[Dataset entries on figures]

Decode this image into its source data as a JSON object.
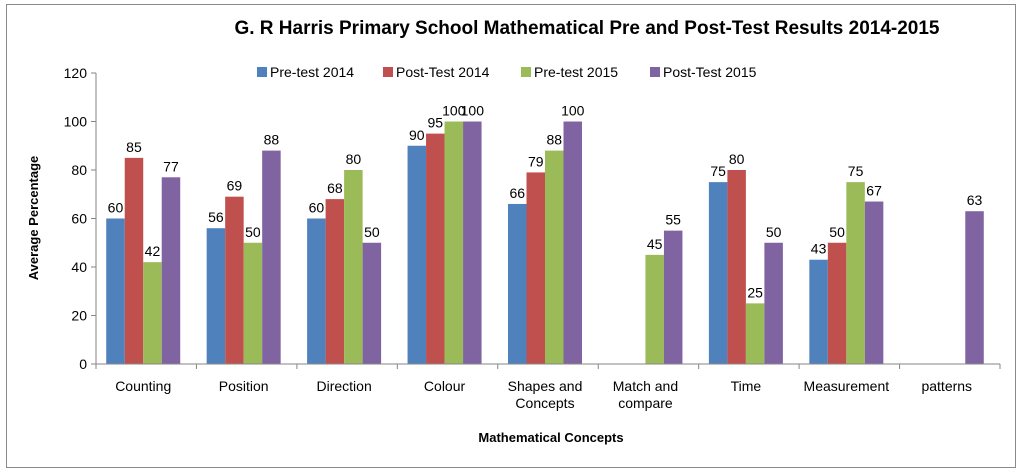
{
  "chart_data": {
    "type": "bar",
    "title": "G. R Harris Primary School Mathematical Pre and Post-Test Results 2014-2015",
    "xlabel": "Mathematical Concepts",
    "ylabel": "Average Percentage",
    "ylim": [
      0,
      120
    ],
    "yticks": [
      0,
      20,
      40,
      60,
      80,
      100,
      120
    ],
    "grid": false,
    "legend_position": "top",
    "categories": [
      [
        "Counting"
      ],
      [
        "Position"
      ],
      [
        "Direction"
      ],
      [
        "Colour"
      ],
      [
        "Shapes and",
        "Concepts"
      ],
      [
        "Match and",
        "compare"
      ],
      [
        "Time"
      ],
      [
        "Measurement"
      ],
      [
        "patterns"
      ]
    ],
    "series": [
      {
        "name": "Pre-test 2014",
        "color": "#4f81bd",
        "values": [
          60,
          56,
          60,
          90,
          66,
          null,
          75,
          43,
          null
        ]
      },
      {
        "name": "Post-Test 2014",
        "color": "#c0504d",
        "values": [
          85,
          69,
          68,
          95,
          79,
          null,
          80,
          50,
          null
        ]
      },
      {
        "name": "Pre-test 2015",
        "color": "#9bbb59",
        "values": [
          42,
          50,
          80,
          100,
          88,
          45,
          25,
          75,
          null
        ]
      },
      {
        "name": "Post-Test 2015",
        "color": "#8064a2",
        "values": [
          77,
          88,
          50,
          100,
          100,
          55,
          50,
          67,
          63
        ]
      }
    ]
  }
}
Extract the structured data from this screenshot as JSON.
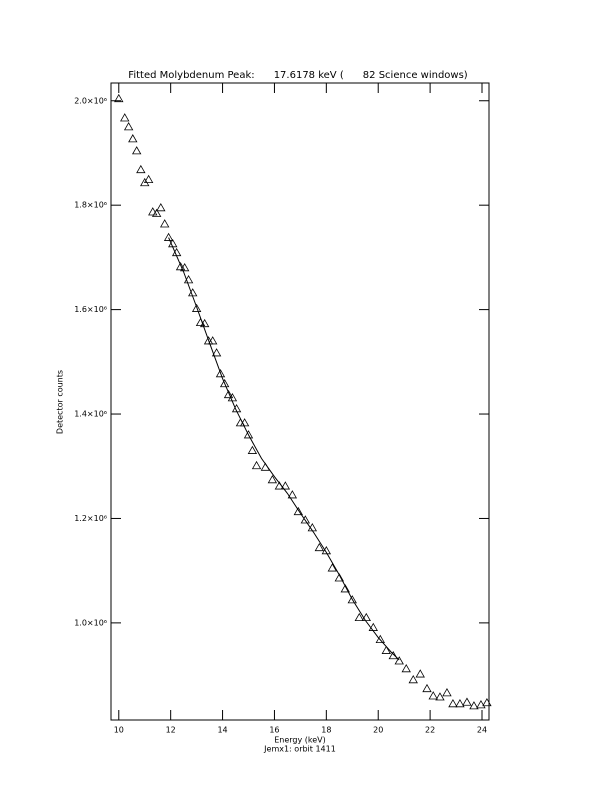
{
  "chart_data": {
    "type": "scatter",
    "title": "Fitted Molybdenum Peak:      17.6178 keV (      82 Science windows)",
    "xlabel": "Energy (keV)",
    "ylabel": "Detector counts",
    "subtitle": "Jemx1: orbit 1411",
    "xlim": [
      9.7,
      24.27
    ],
    "ylim": [
      814000,
      2034000
    ],
    "xticks": [
      10,
      12,
      14,
      16,
      18,
      20,
      22,
      24
    ],
    "yticks": [
      {
        "value": 1000000,
        "label": "1.0×10⁶"
      },
      {
        "value": 1200000,
        "label": "1.2×10⁶"
      },
      {
        "value": 1400000,
        "label": "1.4×10⁶"
      },
      {
        "value": 1600000,
        "label": "1.6×10⁶"
      },
      {
        "value": 1800000,
        "label": "1.8×10⁶"
      },
      {
        "value": 2000000,
        "label": "2.0×10⁶"
      }
    ],
    "grid": false,
    "series": [
      {
        "color": "#000000",
        "marker": "triangle",
        "x": [
          10.0,
          10.23,
          10.38,
          10.54,
          10.69,
          10.85,
          11.0,
          11.15,
          11.31,
          11.46,
          11.62,
          11.77,
          11.92,
          12.08,
          12.23,
          12.38,
          12.54,
          12.69,
          12.85,
          13.0,
          13.15,
          13.31,
          13.46,
          13.62,
          13.77,
          13.92,
          14.08,
          14.23,
          14.38,
          14.54,
          14.69,
          14.85,
          15.0,
          15.15,
          15.31,
          15.65,
          15.92,
          16.19,
          16.42,
          16.69,
          16.92,
          17.19,
          17.46,
          17.73,
          18.0,
          18.23,
          18.5,
          18.73,
          19.0,
          19.27,
          19.54,
          19.81,
          20.08,
          20.31,
          20.58,
          20.81,
          21.08,
          21.35,
          21.62,
          21.88,
          22.12,
          22.38,
          22.65,
          22.88,
          23.15,
          23.42,
          23.69,
          23.96,
          24.19
        ],
        "values": [
          2004000,
          1967000,
          1950000,
          1927000,
          1904000,
          1868000,
          1843000,
          1849000,
          1787000,
          1784000,
          1795000,
          1764000,
          1738000,
          1726000,
          1709000,
          1682000,
          1680000,
          1657000,
          1632000,
          1602000,
          1575000,
          1573000,
          1540000,
          1540000,
          1517000,
          1477000,
          1458000,
          1437000,
          1431000,
          1410000,
          1383000,
          1383000,
          1360000,
          1330000,
          1301000,
          1298000,
          1274000,
          1262000,
          1262000,
          1245000,
          1213000,
          1197000,
          1182000,
          1144000,
          1138000,
          1105000,
          1086000,
          1065000,
          1044000,
          1010000,
          1010000,
          991000,
          968000,
          947000,
          937000,
          927000,
          912000,
          891000,
          902000,
          874000,
          860000,
          858000,
          866000,
          845000,
          845000,
          848000,
          841000,
          843000,
          847000
        ]
      },
      {
        "color": "#000000",
        "marker": "line",
        "x": [
          11.92,
          12.5,
          13.0,
          13.5,
          14.0,
          14.5,
          15.0,
          15.5,
          16.0,
          16.5,
          17.0,
          17.5,
          18.0,
          18.5,
          19.0,
          19.5,
          20.0,
          20.5,
          20.81
        ],
        "values": [
          1738000,
          1672000,
          1605000,
          1536000,
          1468000,
          1410000,
          1360000,
          1315000,
          1280000,
          1248000,
          1210000,
          1174000,
          1135000,
          1092000,
          1045000,
          1005000,
          972000,
          944000,
          929000
        ]
      }
    ]
  }
}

#### Task objective
Restate the records word for word, omitting images.

#### Result of the exercise
Decode this image into its source data as a JSON object.
{
  "chart_data": {
    "type": "bar",
    "title": "G. R Harris Primary School Mathematical Pre and Post-Test Results 2014-2015",
    "xlabel": "Mathematical Concepts",
    "ylabel": "Average Percentage",
    "ylim": [
      0,
      120
    ],
    "yticks": [
      0,
      20,
      40,
      60,
      80,
      100,
      120
    ],
    "grid": false,
    "legend_position": "top",
    "categories": [
      [
        "Counting"
      ],
      [
        "Position"
      ],
      [
        "Direction"
      ],
      [
        "Colour"
      ],
      [
        "Shapes and",
        "Concepts"
      ],
      [
        "Match and",
        "compare"
      ],
      [
        "Time"
      ],
      [
        "Measurement"
      ],
      [
        "patterns"
      ]
    ],
    "series": [
      {
        "name": "Pre-test 2014",
        "color": "#4f81bd",
        "values": [
          60,
          56,
          60,
          90,
          66,
          null,
          75,
          43,
          null
        ]
      },
      {
        "name": "Post-Test 2014",
        "color": "#c0504d",
        "values": [
          85,
          69,
          68,
          95,
          79,
          null,
          80,
          50,
          null
        ]
      },
      {
        "name": "Pre-test 2015",
        "color": "#9bbb59",
        "values": [
          42,
          50,
          80,
          100,
          88,
          45,
          25,
          75,
          null
        ]
      },
      {
        "name": "Post-Test 2015",
        "color": "#8064a2",
        "values": [
          77,
          88,
          50,
          100,
          100,
          55,
          50,
          67,
          63
        ]
      }
    ]
  }
}
Extract the structured data from this screenshot as JSON.
{
  "chart_data": {
    "type": "scatter",
    "title": "Fitted Molybdenum Peak:      17.6178 keV (      82 Science windows)",
    "xlabel": "Energy (keV)",
    "ylabel": "Detector counts",
    "subtitle": "Jemx1: orbit 1411",
    "xlim": [
      9.7,
      24.27
    ],
    "ylim": [
      814000,
      2034000
    ],
    "xticks": [
      10,
      12,
      14,
      16,
      18,
      20,
      22,
      24
    ],
    "yticks": [
      {
        "value": 1000000,
        "label": "1.0×10⁶"
      },
      {
        "value": 1200000,
        "label": "1.2×10⁶"
      },
      {
        "value": 1400000,
        "label": "1.4×10⁶"
      },
      {
        "value": 1600000,
        "label": "1.6×10⁶"
      },
      {
        "value": 1800000,
        "label": "1.8×10⁶"
      },
      {
        "value": 2000000,
        "label": "2.0×10⁶"
      }
    ],
    "grid": false,
    "series": [
      {
        "color": "#000000",
        "marker": "triangle",
        "x": [
          10.0,
          10.23,
          10.38,
          10.54,
          10.69,
          10.85,
          11.0,
          11.15,
          11.31,
          11.46,
          11.62,
          11.77,
          11.92,
          12.08,
          12.23,
          12.38,
          12.54,
          12.69,
          12.85,
          13.0,
          13.15,
          13.31,
          13.46,
          13.62,
          13.77,
          13.92,
          14.08,
          14.23,
          14.38,
          14.54,
          14.69,
          14.85,
          15.0,
          15.15,
          15.31,
          15.65,
          15.92,
          16.19,
          16.42,
          16.69,
          16.92,
          17.19,
          17.46,
          17.73,
          18.0,
          18.23,
          18.5,
          18.73,
          19.0,
          19.27,
          19.54,
          19.81,
          20.08,
          20.31,
          20.58,
          20.81,
          21.08,
          21.35,
          21.62,
          21.88,
          22.12,
          22.38,
          22.65,
          22.88,
          23.15,
          23.42,
          23.69,
          23.96,
          24.19
        ],
        "values": [
          2004000,
          1967000,
          1950000,
          1927000,
          1904000,
          1868000,
          1843000,
          1849000,
          1787000,
          1784000,
          1795000,
          1764000,
          1738000,
          1726000,
          1709000,
          1682000,
          1680000,
          1657000,
          1632000,
          1602000,
          1575000,
          1573000,
          1540000,
          1540000,
          1517000,
          1477000,
          1458000,
          1437000,
          1431000,
          1410000,
          1383000,
          1383000,
          1360000,
          1330000,
          1301000,
          1298000,
          1274000,
          1262000,
          1262000,
          1245000,
          1213000,
          1197000,
          1182000,
          1144000,
          1138000,
          1105000,
          1086000,
          1065000,
          1044000,
          1010000,
          1010000,
          991000,
          968000,
          947000,
          937000,
          927000,
          912000,
          891000,
          902000,
          874000,
          860000,
          858000,
          866000,
          845000,
          845000,
          848000,
          841000,
          843000,
          847000
        ]
      },
      {
        "color": "#000000",
        "marker": "line",
        "x": [
          11.92,
          12.5,
          13.0,
          13.5,
          14.0,
          14.5,
          15.0,
          15.5,
          16.0,
          16.5,
          17.0,
          17.5,
          18.0,
          18.5,
          19.0,
          19.5,
          20.0,
          20.5,
          20.81
        ],
        "values": [
          1738000,
          1672000,
          1605000,
          1536000,
          1468000,
          1410000,
          1360000,
          1315000,
          1280000,
          1248000,
          1210000,
          1174000,
          1135000,
          1092000,
          1045000,
          1005000,
          972000,
          944000,
          929000
        ]
      }
    ]
  }
}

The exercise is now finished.